▶ _Data to process_:
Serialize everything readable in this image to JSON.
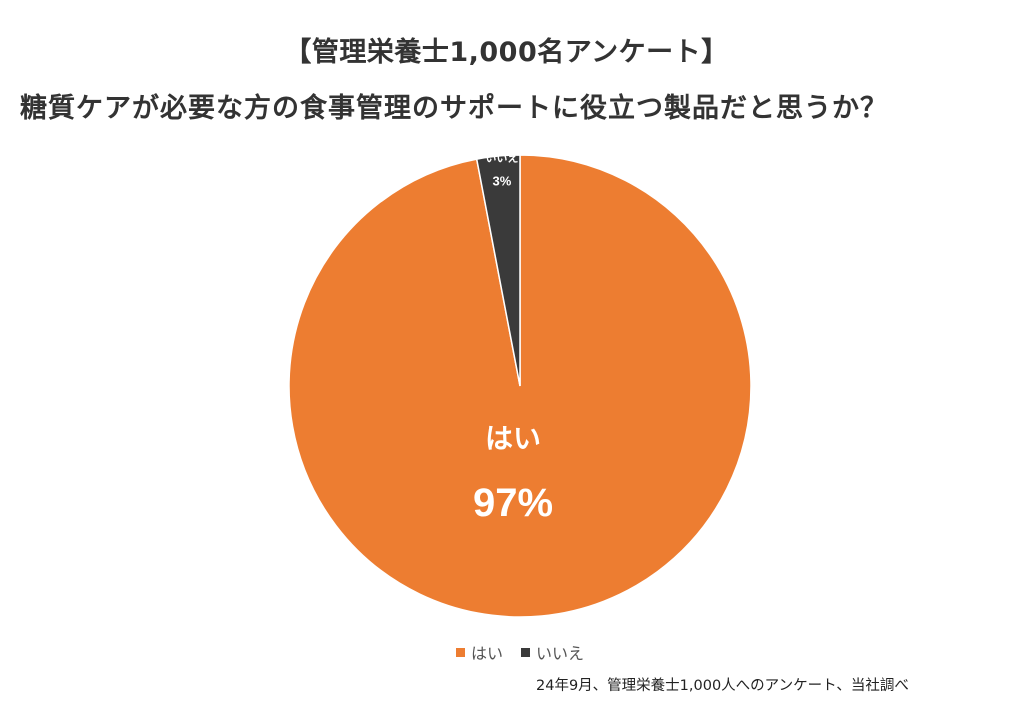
{
  "title_line1": "【管理栄養士1,000名アンケート】",
  "title_line2": "糖質ケアが必要な方の食事管理のサポートに役立つ製品だと思うか？",
  "note": "24年9月、管理栄養士1,000人へのアンケート、当社調べ",
  "chart_data": {
    "type": "pie",
    "title": "【管理栄養士1,000名アンケート】 糖質ケアが必要な方の食事管理のサポートに役立つ製品だと思うか？",
    "slices": [
      {
        "label": "はい",
        "value": 97,
        "display": "97%",
        "color": "#ED7D31"
      },
      {
        "label": "いいえ",
        "value": 3,
        "display": "3%",
        "color": "#3A3A3A"
      }
    ],
    "legend": [
      "はい",
      "いいえ"
    ],
    "legend_position": "bottom"
  }
}
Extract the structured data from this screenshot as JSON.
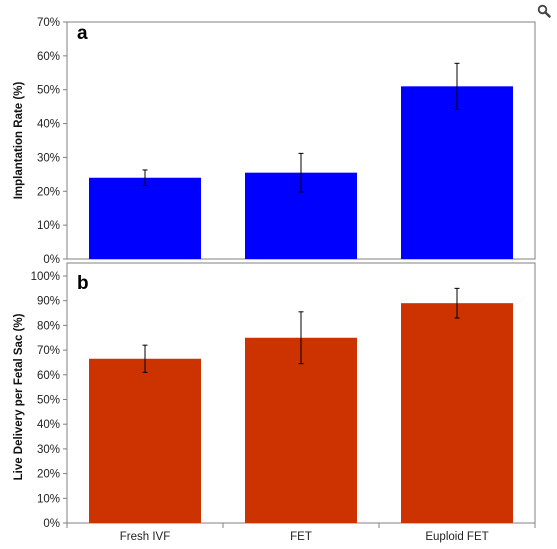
{
  "figure": {
    "zoom_icon": "magnifier-icon"
  },
  "chart_data": [
    {
      "type": "bar",
      "panel_label": "a",
      "categories": [
        "Fresh IVF",
        "FET",
        "Euploid FET"
      ],
      "values": [
        24,
        25.5,
        51
      ],
      "error": [
        2.3,
        5.7,
        6.8
      ],
      "ylabel": "Implantation Rate (%)",
      "ylim": [
        0,
        70
      ],
      "yticks": [
        "0%",
        "10%",
        "20%",
        "30%",
        "40%",
        "50%",
        "60%",
        "70%"
      ],
      "bar_color": "#0000ff",
      "grid": false
    },
    {
      "type": "bar",
      "panel_label": "b",
      "categories": [
        "Fresh IVF",
        "FET",
        "Euploid FET"
      ],
      "values": [
        66.5,
        75,
        89
      ],
      "error": [
        5.5,
        10.5,
        6
      ],
      "ylabel": "Live Delivery per Fetal Sac (%)",
      "ylim": [
        0,
        100
      ],
      "yticks": [
        "0%",
        "10%",
        "20%",
        "30%",
        "40%",
        "50%",
        "60%",
        "70%",
        "80%",
        "90%",
        "100%"
      ],
      "bar_color": "#cc3300",
      "grid": false
    }
  ]
}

▶ _Exercise_:
In the records above, tally the lines where the word "this" appears, and give the number and nothing else.

▶ _Finished task_:
2